--- Start EXERCISE MATERIALS ---

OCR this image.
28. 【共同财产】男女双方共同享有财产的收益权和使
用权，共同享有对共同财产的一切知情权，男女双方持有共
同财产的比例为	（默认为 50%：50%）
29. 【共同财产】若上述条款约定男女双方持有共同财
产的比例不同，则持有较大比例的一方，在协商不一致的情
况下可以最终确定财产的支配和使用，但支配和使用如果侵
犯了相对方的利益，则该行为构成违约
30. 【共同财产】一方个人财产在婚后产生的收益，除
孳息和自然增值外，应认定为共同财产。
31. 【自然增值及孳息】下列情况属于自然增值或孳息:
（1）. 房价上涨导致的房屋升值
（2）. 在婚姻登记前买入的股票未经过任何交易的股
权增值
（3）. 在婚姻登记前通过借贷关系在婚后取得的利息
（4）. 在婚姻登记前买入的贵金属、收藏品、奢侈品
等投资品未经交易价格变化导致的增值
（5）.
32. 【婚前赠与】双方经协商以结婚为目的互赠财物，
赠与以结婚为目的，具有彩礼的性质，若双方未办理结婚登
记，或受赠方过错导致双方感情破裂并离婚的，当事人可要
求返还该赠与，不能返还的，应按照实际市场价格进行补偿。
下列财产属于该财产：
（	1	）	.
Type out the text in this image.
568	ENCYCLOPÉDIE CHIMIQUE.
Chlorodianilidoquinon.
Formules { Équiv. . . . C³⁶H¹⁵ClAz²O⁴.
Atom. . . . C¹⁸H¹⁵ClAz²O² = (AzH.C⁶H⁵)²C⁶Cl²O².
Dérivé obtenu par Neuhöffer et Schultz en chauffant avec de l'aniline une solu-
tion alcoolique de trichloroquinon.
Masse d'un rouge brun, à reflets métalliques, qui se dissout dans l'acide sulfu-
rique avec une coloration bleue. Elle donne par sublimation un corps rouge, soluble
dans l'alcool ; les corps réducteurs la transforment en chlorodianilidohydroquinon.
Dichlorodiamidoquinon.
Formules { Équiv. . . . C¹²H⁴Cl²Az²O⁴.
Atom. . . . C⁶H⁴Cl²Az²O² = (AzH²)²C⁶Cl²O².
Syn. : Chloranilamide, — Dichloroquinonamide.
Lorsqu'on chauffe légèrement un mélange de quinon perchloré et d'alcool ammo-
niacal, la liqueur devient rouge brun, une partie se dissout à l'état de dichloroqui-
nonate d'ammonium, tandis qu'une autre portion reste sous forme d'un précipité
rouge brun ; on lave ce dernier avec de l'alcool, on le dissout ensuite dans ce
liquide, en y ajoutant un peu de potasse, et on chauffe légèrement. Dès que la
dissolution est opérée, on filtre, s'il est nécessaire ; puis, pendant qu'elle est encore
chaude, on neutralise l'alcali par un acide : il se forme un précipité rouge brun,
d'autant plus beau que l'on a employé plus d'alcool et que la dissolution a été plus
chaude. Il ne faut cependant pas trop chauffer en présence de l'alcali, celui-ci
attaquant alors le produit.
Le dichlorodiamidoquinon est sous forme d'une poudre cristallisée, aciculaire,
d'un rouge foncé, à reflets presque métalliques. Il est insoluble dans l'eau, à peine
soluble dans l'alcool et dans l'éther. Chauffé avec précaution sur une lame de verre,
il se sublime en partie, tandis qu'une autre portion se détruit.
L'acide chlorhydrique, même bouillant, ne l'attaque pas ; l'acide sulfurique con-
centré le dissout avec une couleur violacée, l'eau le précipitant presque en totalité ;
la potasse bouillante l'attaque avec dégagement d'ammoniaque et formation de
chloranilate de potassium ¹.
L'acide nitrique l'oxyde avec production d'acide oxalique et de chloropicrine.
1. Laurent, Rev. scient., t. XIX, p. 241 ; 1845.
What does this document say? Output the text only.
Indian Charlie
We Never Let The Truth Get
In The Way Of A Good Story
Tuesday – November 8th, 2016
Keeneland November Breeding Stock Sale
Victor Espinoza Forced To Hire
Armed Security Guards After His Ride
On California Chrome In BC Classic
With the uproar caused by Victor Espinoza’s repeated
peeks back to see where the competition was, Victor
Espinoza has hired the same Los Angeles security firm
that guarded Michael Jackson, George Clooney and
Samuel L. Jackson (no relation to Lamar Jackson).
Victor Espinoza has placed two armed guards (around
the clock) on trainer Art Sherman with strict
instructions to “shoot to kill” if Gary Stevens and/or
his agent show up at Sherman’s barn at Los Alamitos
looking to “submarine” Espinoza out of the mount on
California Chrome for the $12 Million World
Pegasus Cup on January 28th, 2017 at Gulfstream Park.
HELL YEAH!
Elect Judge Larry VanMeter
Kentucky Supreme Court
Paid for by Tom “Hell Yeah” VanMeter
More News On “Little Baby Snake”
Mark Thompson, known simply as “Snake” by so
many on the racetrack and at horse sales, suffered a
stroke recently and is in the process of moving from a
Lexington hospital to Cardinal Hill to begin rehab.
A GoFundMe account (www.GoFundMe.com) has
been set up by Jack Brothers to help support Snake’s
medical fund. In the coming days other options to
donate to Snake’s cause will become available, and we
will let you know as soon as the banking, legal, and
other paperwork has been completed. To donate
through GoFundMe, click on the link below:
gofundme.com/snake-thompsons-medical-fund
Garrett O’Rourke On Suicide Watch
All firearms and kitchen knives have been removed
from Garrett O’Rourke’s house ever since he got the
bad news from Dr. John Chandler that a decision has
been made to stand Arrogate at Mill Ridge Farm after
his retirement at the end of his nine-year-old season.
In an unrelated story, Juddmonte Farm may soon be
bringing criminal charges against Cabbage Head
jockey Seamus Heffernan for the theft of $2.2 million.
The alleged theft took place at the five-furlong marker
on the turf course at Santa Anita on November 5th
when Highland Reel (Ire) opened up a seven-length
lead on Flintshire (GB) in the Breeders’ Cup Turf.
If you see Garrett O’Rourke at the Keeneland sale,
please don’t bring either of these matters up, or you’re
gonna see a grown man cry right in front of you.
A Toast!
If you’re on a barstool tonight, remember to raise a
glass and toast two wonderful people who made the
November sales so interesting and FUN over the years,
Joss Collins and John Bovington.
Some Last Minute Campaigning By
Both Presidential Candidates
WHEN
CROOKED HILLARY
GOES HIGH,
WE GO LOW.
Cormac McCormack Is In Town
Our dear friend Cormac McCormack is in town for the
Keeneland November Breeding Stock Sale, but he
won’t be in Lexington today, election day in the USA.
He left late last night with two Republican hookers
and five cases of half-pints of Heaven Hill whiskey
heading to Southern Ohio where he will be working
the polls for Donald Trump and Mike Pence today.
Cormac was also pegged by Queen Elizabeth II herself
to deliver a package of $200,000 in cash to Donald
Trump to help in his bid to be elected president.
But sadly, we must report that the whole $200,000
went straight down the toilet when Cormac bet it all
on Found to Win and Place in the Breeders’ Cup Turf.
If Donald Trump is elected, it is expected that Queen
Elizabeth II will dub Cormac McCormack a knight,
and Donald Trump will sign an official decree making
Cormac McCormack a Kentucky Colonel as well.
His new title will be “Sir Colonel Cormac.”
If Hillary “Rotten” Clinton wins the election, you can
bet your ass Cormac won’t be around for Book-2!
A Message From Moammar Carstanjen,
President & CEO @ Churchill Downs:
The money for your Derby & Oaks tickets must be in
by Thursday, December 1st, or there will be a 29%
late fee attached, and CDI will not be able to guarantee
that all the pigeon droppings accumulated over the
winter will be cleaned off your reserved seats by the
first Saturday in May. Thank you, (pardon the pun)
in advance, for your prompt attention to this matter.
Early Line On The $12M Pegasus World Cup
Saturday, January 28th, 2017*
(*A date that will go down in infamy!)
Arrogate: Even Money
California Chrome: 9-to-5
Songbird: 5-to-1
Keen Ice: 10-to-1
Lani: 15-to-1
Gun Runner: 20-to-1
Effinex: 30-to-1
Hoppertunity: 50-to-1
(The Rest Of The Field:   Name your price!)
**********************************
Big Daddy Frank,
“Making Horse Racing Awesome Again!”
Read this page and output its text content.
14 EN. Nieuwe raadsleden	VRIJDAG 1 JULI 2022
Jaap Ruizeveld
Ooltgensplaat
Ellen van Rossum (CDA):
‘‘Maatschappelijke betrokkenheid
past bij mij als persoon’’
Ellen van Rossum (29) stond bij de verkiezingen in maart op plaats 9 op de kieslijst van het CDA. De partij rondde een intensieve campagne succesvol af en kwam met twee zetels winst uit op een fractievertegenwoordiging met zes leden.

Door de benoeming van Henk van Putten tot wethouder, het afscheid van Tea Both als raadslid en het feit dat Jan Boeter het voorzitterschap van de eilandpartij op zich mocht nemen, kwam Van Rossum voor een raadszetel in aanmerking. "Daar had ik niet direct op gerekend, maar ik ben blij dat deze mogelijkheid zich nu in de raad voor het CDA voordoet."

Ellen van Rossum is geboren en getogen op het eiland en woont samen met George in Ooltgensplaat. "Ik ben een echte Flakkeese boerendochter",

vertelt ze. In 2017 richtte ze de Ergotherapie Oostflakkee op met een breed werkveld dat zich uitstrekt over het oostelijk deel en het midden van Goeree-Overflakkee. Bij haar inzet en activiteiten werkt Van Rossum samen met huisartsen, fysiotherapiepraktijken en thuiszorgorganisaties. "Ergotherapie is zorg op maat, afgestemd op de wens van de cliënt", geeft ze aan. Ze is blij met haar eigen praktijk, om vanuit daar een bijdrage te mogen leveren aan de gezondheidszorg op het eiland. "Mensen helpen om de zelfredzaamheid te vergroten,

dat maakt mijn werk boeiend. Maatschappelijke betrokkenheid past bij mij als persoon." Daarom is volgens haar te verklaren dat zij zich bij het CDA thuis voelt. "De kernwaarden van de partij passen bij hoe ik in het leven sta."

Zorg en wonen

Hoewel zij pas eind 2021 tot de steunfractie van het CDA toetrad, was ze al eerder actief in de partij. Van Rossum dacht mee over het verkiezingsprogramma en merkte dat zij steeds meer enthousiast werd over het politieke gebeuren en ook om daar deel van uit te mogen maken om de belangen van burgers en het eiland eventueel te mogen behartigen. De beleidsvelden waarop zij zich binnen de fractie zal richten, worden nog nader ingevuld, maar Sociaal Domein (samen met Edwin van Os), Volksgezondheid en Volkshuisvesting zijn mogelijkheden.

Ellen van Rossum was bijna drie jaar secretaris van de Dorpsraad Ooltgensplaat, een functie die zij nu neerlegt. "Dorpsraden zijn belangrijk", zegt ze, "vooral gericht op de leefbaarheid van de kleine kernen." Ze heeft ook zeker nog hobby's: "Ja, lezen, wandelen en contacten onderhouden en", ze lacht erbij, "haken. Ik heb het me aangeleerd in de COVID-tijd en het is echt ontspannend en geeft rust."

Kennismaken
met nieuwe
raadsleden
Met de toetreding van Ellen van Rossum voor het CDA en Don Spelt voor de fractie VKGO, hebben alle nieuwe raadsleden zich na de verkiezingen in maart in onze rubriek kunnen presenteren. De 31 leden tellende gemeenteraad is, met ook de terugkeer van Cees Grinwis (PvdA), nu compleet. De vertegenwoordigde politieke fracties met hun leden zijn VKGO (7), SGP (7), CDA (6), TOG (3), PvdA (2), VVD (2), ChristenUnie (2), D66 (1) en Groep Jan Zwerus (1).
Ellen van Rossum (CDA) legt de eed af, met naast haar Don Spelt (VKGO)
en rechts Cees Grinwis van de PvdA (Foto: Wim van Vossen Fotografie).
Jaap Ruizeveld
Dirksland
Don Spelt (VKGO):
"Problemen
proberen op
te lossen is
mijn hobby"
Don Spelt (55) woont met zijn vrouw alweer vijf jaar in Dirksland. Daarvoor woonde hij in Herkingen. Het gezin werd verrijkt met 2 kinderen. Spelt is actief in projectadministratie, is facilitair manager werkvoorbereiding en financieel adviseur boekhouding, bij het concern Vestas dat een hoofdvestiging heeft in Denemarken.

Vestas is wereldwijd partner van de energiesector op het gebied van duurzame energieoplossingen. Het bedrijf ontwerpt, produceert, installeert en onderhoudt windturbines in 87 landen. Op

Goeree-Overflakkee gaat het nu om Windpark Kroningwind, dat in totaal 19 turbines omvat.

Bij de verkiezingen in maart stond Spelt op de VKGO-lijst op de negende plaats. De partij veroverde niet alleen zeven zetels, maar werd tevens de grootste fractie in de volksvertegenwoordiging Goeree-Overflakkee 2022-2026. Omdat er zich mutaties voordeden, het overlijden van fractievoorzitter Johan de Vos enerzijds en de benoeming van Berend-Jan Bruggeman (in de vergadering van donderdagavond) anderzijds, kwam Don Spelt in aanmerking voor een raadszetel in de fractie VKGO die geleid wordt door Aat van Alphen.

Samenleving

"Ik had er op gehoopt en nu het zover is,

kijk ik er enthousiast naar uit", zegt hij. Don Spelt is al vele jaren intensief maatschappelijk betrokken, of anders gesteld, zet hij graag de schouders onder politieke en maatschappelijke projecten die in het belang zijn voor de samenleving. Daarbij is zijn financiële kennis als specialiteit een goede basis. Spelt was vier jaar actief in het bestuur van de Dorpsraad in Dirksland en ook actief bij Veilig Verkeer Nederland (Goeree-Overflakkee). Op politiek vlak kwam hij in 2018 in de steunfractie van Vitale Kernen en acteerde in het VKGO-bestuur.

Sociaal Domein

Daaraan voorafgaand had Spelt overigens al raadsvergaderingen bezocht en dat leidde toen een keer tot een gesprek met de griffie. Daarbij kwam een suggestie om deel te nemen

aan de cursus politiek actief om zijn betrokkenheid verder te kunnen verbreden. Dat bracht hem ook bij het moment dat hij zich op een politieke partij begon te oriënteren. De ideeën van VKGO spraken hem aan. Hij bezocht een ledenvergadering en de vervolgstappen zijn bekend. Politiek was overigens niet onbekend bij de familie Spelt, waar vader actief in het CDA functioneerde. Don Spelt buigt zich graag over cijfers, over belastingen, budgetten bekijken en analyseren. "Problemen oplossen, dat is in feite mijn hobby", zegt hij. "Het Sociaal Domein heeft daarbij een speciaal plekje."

--- End EXERCISE MATERIALS ---

In the listing above, find each line with the word "dans" and copy it.

Masse d'un rouge brun, à reflets métalliques, qui se dissout dans l'acide sulfu-
dans l'alcool ; les corps réducteurs la transforment en chlorodianilidohydroquinon.
rouge brun ; on lave ce dernier avec de l'alcool, on le dissout ensuite dans ce
d'un rouge foncé, à reflets presque métalliques. Il est insoluble dans l'eau, à peine
soluble dans l'alcool et dans l'éther. Chauffé avec précaution sur une lame de verre,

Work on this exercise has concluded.